-------- Recorded data --------

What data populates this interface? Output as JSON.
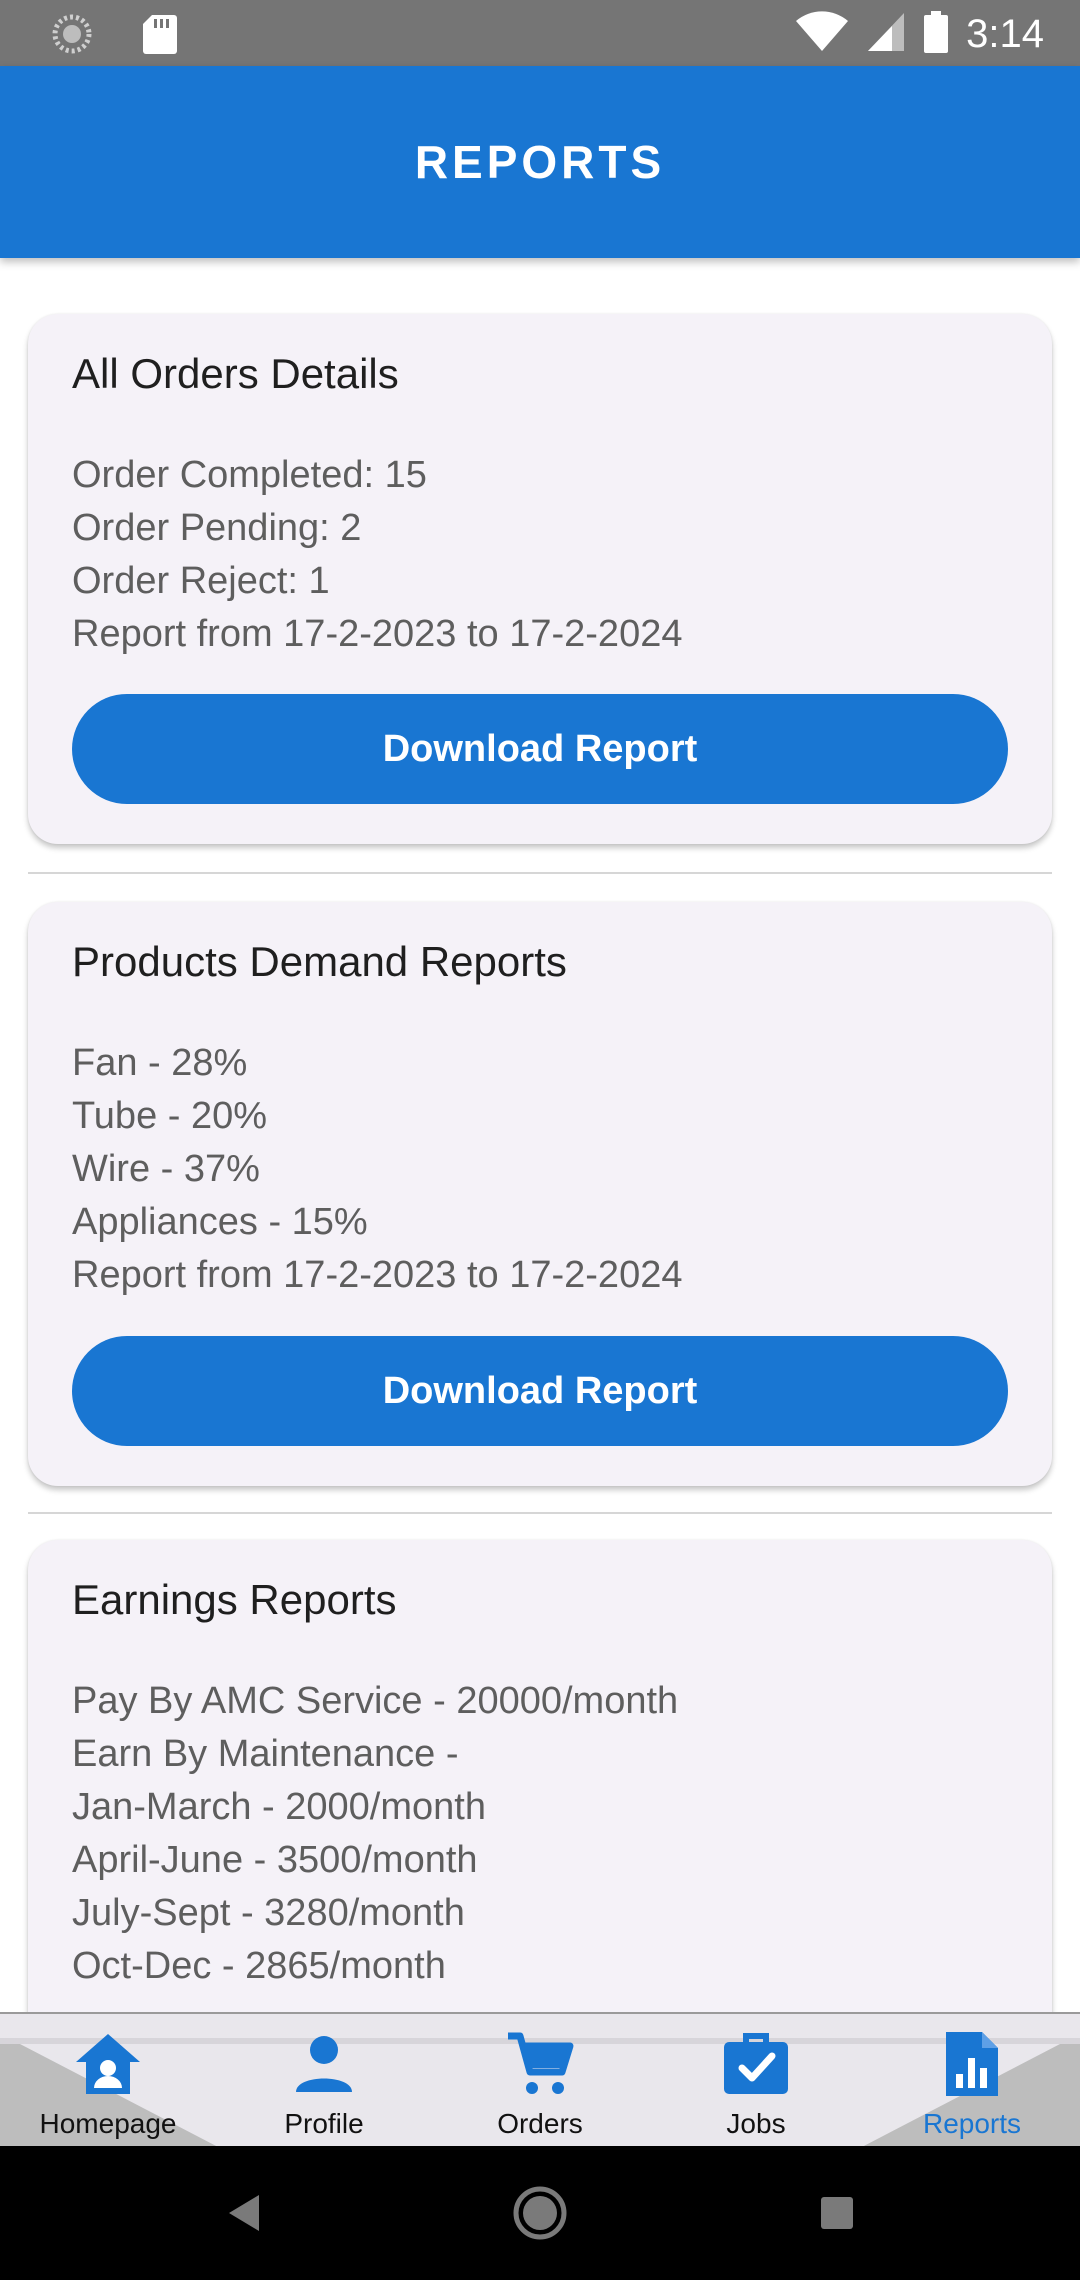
{
  "status_bar": {
    "time": "3:14",
    "icons": [
      "loading-icon",
      "sd-card-icon",
      "wifi-icon",
      "signal-icon",
      "battery-icon"
    ]
  },
  "app_bar": {
    "title": "REPORTS"
  },
  "colors": {
    "primary": "#1976d2",
    "card_bg": "#f5f2f8",
    "status_bar": "#757575"
  },
  "cards": [
    {
      "title": "All Orders Details",
      "lines": [
        "Order Completed: 15",
        "Order Pending: 2",
        "Order Reject: 1",
        "Report from 17-2-2023 to 17-2-2024"
      ],
      "button": "Download Report"
    },
    {
      "title": "Products Demand Reports",
      "lines": [
        "Fan - 28%",
        "Tube - 20%",
        "Wire - 37%",
        "Appliances - 15%",
        "Report from 17-2-2023 to 17-2-2024"
      ],
      "button": "Download Report"
    },
    {
      "title": "Earnings Reports",
      "lines": [
        "Pay By AMC Service - 20000/month",
        "Earn By Maintenance -",
        "Jan-March - 2000/month",
        "April-June - 3500/month",
        "July-Sept - 3280/month",
        "Oct-Dec - 2865/month"
      ]
    }
  ],
  "bottom_nav": {
    "items": [
      {
        "label": "Homepage",
        "icon": "home-icon"
      },
      {
        "label": "Profile",
        "icon": "person-icon"
      },
      {
        "label": "Orders",
        "icon": "cart-icon"
      },
      {
        "label": "Jobs",
        "icon": "briefcase-check-icon"
      },
      {
        "label": "Reports",
        "icon": "report-chart-icon",
        "active": true
      }
    ]
  },
  "system_nav": {
    "buttons": [
      "back-icon",
      "home-circle-icon",
      "recents-icon"
    ]
  }
}
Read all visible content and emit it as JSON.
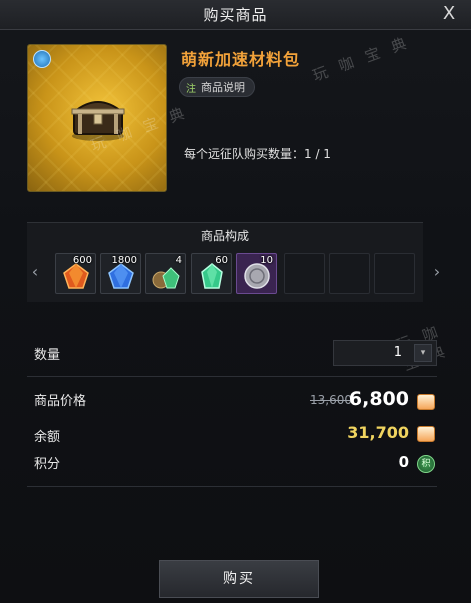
{
  "dialog": {
    "title": "购买商品",
    "close_label": "X"
  },
  "product": {
    "name": "萌新加速材料包",
    "description_label": "商品说明",
    "description_icon": "注",
    "purchase_limit": "每个远征队购买数量：1 / 1"
  },
  "contents": {
    "title": "商品构成",
    "prev_arrow": "‹",
    "next_arrow": "›",
    "items": [
      {
        "qty": "600",
        "icon": "red-crystal-icon",
        "color": "#e05a1e"
      },
      {
        "qty": "1800",
        "icon": "blue-crystal-icon",
        "color": "#2f6fe0"
      },
      {
        "qty": "4",
        "icon": "pouch-green-gem-icon",
        "color": "#3fc07a"
      },
      {
        "qty": "60",
        "icon": "green-crystal-icon",
        "color": "#36c98a"
      },
      {
        "qty": "10",
        "icon": "silver-coin-icon",
        "color": "#a8a8b0"
      }
    ]
  },
  "quantity": {
    "label": "数量",
    "value": "1",
    "stepper_glyph": "▾"
  },
  "price": {
    "label": "商品价格",
    "original": "13,600",
    "current": "6,800"
  },
  "balance": {
    "label": "余额",
    "value": "31,700"
  },
  "points": {
    "label": "积分",
    "value": "0",
    "icon_glyph": "积"
  },
  "buy_button": {
    "label": "购买"
  },
  "watermarks": [
    "玩 咖 宝 典",
    "玩 咖 宝 典",
    "玩 咖 宝 典"
  ],
  "colors": {
    "product_name": "#f2a23a",
    "balance": "#f0d460"
  }
}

--------

[Task description]
Quote the records above in full, dropping each picture.

[Written response]
What data populates this interface? Output as JSON.
{
  "status_bar": {
    "time": "3:14",
    "icons": [
      "loading-icon",
      "sd-card-icon",
      "wifi-icon",
      "signal-icon",
      "battery-icon"
    ]
  },
  "app_bar": {
    "title": "REPORTS"
  },
  "colors": {
    "primary": "#1976d2",
    "card_bg": "#f5f2f8",
    "status_bar": "#757575"
  },
  "cards": [
    {
      "title": "All Orders Details",
      "lines": [
        "Order Completed: 15",
        "Order Pending: 2",
        "Order Reject: 1",
        "Report from 17-2-2023 to 17-2-2024"
      ],
      "button": "Download Report"
    },
    {
      "title": "Products Demand Reports",
      "lines": [
        "Fan - 28%",
        "Tube - 20%",
        "Wire - 37%",
        "Appliances - 15%",
        "Report from 17-2-2023 to 17-2-2024"
      ],
      "button": "Download Report"
    },
    {
      "title": "Earnings Reports",
      "lines": [
        "Pay By AMC Service - 20000/month",
        "Earn By Maintenance -",
        "Jan-March - 2000/month",
        "April-June - 3500/month",
        "July-Sept - 3280/month",
        "Oct-Dec - 2865/month"
      ]
    }
  ],
  "bottom_nav": {
    "items": [
      {
        "label": "Homepage",
        "icon": "home-icon"
      },
      {
        "label": "Profile",
        "icon": "person-icon"
      },
      {
        "label": "Orders",
        "icon": "cart-icon"
      },
      {
        "label": "Jobs",
        "icon": "briefcase-check-icon"
      },
      {
        "label": "Reports",
        "icon": "report-chart-icon",
        "active": true
      }
    ]
  },
  "system_nav": {
    "buttons": [
      "back-icon",
      "home-circle-icon",
      "recents-icon"
    ]
  }
}
Read all visible content and emit it as JSON.
{
  "dialog": {
    "title": "购买商品",
    "close_label": "X"
  },
  "product": {
    "name": "萌新加速材料包",
    "description_label": "商品说明",
    "description_icon": "注",
    "purchase_limit": "每个远征队购买数量：1 / 1"
  },
  "contents": {
    "title": "商品构成",
    "prev_arrow": "‹",
    "next_arrow": "›",
    "items": [
      {
        "qty": "600",
        "icon": "red-crystal-icon",
        "color": "#e05a1e"
      },
      {
        "qty": "1800",
        "icon": "blue-crystal-icon",
        "color": "#2f6fe0"
      },
      {
        "qty": "4",
        "icon": "pouch-green-gem-icon",
        "color": "#3fc07a"
      },
      {
        "qty": "60",
        "icon": "green-crystal-icon",
        "color": "#36c98a"
      },
      {
        "qty": "10",
        "icon": "silver-coin-icon",
        "color": "#a8a8b0"
      }
    ]
  },
  "quantity": {
    "label": "数量",
    "value": "1",
    "stepper_glyph": "▾"
  },
  "price": {
    "label": "商品价格",
    "original": "13,600",
    "current": "6,800"
  },
  "balance": {
    "label": "余额",
    "value": "31,700"
  },
  "points": {
    "label": "积分",
    "value": "0",
    "icon_glyph": "积"
  },
  "buy_button": {
    "label": "购买"
  },
  "watermarks": [
    "玩 咖 宝 典",
    "玩 咖 宝 典",
    "玩 咖 宝 典"
  ],
  "colors": {
    "product_name": "#f2a23a",
    "balance": "#f0d460"
  }
}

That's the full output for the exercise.